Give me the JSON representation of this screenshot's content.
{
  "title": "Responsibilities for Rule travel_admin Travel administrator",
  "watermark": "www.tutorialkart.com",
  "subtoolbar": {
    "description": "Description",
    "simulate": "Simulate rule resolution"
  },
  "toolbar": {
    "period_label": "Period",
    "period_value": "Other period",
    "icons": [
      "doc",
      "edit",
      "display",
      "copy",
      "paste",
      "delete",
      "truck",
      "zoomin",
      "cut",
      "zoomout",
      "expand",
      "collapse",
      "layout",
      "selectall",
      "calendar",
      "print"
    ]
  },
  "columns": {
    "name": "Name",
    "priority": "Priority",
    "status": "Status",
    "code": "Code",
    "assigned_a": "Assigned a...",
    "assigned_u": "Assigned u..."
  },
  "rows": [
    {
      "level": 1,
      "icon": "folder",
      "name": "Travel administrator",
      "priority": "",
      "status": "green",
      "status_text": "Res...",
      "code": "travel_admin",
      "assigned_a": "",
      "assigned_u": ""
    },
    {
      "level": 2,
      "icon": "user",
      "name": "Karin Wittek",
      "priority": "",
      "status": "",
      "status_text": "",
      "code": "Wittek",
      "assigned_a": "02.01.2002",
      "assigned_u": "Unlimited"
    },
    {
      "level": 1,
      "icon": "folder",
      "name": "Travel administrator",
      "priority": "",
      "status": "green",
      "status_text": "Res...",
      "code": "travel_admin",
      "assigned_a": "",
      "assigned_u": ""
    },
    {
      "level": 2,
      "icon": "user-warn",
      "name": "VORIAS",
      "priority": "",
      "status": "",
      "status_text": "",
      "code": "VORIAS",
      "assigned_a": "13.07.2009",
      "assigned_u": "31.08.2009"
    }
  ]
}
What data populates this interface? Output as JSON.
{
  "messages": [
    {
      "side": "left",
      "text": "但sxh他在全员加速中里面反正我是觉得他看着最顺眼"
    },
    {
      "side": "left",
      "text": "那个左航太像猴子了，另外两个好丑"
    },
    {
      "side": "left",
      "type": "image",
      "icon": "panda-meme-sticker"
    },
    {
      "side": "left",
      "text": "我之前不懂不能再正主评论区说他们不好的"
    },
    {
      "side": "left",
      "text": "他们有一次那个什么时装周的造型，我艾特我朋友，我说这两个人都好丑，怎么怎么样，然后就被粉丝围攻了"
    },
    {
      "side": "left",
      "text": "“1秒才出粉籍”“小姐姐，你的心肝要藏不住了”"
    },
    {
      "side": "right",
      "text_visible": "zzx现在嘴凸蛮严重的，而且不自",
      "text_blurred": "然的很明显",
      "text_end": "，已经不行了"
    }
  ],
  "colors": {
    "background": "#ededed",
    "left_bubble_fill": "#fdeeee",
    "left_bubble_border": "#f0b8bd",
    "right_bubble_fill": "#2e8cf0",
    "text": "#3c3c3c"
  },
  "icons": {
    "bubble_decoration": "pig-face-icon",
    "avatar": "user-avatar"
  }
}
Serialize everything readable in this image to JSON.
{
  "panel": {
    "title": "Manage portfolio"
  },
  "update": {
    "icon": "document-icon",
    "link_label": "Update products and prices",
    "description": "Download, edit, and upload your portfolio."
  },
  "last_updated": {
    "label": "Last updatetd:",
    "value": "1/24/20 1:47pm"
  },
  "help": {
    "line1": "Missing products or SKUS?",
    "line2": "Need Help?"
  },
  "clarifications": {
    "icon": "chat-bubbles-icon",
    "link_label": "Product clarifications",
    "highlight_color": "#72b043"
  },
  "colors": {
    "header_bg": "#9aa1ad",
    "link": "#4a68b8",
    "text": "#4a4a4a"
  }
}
○ ○ ○ ○
• What you will do: Could you quote the material above in full, exactly as it stands?

• The solution:
Give me the JSON representation of this screenshot's content.
{
  "title": "Responsibilities for Rule travel_admin Travel administrator",
  "watermark": "www.tutorialkart.com",
  "subtoolbar": {
    "description": "Description",
    "simulate": "Simulate rule resolution"
  },
  "toolbar": {
    "period_label": "Period",
    "period_value": "Other period",
    "icons": [
      "doc",
      "edit",
      "display",
      "copy",
      "paste",
      "delete",
      "truck",
      "zoomin",
      "cut",
      "zoomout",
      "expand",
      "collapse",
      "layout",
      "selectall",
      "calendar",
      "print"
    ]
  },
  "columns": {
    "name": "Name",
    "priority": "Priority",
    "status": "Status",
    "code": "Code",
    "assigned_a": "Assigned a...",
    "assigned_u": "Assigned u..."
  },
  "rows": [
    {
      "level": 1,
      "icon": "folder",
      "name": "Travel administrator",
      "priority": "",
      "status": "green",
      "status_text": "Res...",
      "code": "travel_admin",
      "assigned_a": "",
      "assigned_u": ""
    },
    {
      "level": 2,
      "icon": "user",
      "name": "Karin Wittek",
      "priority": "",
      "status": "",
      "status_text": "",
      "code": "Wittek",
      "assigned_a": "02.01.2002",
      "assigned_u": "Unlimited"
    },
    {
      "level": 1,
      "icon": "folder",
      "name": "Travel administrator",
      "priority": "",
      "status": "green",
      "status_text": "Res...",
      "code": "travel_admin",
      "assigned_a": "",
      "assigned_u": ""
    },
    {
      "level": 2,
      "icon": "user-warn",
      "name": "VORIAS",
      "priority": "",
      "status": "",
      "status_text": "",
      "code": "VORIAS",
      "assigned_a": "13.07.2009",
      "assigned_u": "31.08.2009"
    }
  ]
}
What data populates this interface? Output as JSON.
{
  "messages": [
    {
      "side": "left",
      "text": "但sxh他在全员加速中里面反正我是觉得他看着最顺眼"
    },
    {
      "side": "left",
      "text": "那个左航太像猴子了，另外两个好丑"
    },
    {
      "side": "left",
      "type": "image",
      "icon": "panda-meme-sticker"
    },
    {
      "side": "left",
      "text": "我之前不懂不能再正主评论区说他们不好的"
    },
    {
      "side": "left",
      "text": "他们有一次那个什么时装周的造型，我艾特我朋友，我说这两个人都好丑，怎么怎么样，然后就被粉丝围攻了"
    },
    {
      "side": "left",
      "text": "“1秒才出粉籍”“小姐姐，你的心肝要藏不住了”"
    },
    {
      "side": "right",
      "text_visible": "zzx现在嘴凸蛮严重的，而且不自",
      "text_blurred": "然的很明显",
      "text_end": "，已经不行了"
    }
  ],
  "colors": {
    "background": "#ededed",
    "left_bubble_fill": "#fdeeee",
    "left_bubble_border": "#f0b8bd",
    "right_bubble_fill": "#2e8cf0",
    "text": "#3c3c3c"
  },
  "icons": {
    "bubble_decoration": "pig-face-icon",
    "avatar": "user-avatar"
  }
}
Serialize everything readable in this image to JSON.
{
  "panel": {
    "title": "Manage portfolio"
  },
  "update": {
    "icon": "document-icon",
    "link_label": "Update products and prices",
    "description": "Download, edit, and upload your portfolio."
  },
  "last_updated": {
    "label": "Last updatetd:",
    "value": "1/24/20 1:47pm"
  },
  "help": {
    "line1": "Missing products or SKUS?",
    "line2": "Need Help?"
  },
  "clarifications": {
    "icon": "chat-bubbles-icon",
    "link_label": "Product clarifications",
    "highlight_color": "#72b043"
  },
  "colors": {
    "header_bg": "#9aa1ad",
    "link": "#4a68b8",
    "text": "#4a4a4a"
  }
}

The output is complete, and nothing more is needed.